**Exercise objective**
Copy, in full, each line of the material that holds the word "this".

::: Working data :::

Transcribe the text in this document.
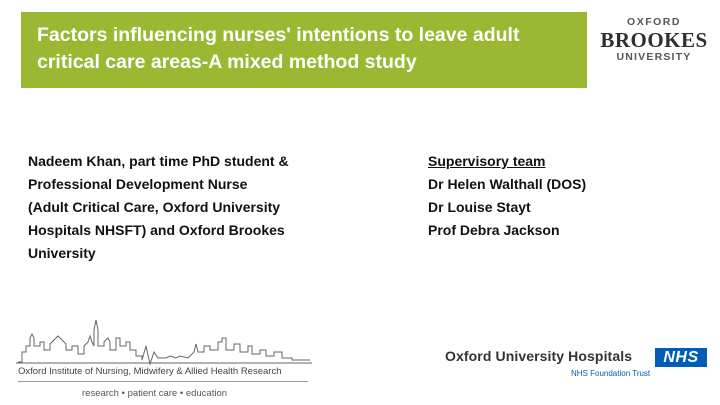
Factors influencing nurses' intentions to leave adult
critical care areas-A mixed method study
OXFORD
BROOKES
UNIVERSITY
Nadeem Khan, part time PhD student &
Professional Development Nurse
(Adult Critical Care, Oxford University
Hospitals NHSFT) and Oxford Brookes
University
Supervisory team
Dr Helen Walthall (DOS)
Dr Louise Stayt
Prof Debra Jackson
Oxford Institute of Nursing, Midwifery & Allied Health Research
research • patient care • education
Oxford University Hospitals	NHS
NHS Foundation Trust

:::
::: Working data :::

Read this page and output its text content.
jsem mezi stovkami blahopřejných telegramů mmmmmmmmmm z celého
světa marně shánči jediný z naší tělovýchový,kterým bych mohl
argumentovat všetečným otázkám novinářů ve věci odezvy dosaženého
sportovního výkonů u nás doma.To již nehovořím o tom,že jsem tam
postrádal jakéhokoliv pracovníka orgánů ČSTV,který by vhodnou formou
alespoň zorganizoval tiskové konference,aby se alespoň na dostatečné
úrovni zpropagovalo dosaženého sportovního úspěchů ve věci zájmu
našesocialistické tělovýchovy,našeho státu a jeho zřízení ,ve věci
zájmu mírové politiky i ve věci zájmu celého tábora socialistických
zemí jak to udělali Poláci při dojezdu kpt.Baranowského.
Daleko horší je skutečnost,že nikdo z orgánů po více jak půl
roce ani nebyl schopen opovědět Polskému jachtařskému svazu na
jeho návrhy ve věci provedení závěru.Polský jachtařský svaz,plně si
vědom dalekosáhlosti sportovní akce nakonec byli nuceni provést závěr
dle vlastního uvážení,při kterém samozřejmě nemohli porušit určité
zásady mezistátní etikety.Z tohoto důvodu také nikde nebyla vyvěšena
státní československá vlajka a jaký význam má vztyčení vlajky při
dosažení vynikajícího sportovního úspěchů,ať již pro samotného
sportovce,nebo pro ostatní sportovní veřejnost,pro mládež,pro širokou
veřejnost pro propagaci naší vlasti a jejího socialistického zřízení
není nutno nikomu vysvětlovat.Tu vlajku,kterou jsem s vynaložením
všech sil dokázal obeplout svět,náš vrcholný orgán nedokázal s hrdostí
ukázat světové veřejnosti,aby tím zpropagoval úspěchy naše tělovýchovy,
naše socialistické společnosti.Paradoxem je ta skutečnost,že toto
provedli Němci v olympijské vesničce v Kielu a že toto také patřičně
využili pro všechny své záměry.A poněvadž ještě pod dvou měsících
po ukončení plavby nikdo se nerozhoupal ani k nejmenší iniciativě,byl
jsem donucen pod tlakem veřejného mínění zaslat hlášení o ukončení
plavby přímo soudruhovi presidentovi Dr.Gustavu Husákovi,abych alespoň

:::

**Solution**
Transcribe the text in this document.
Read this page and output its text content.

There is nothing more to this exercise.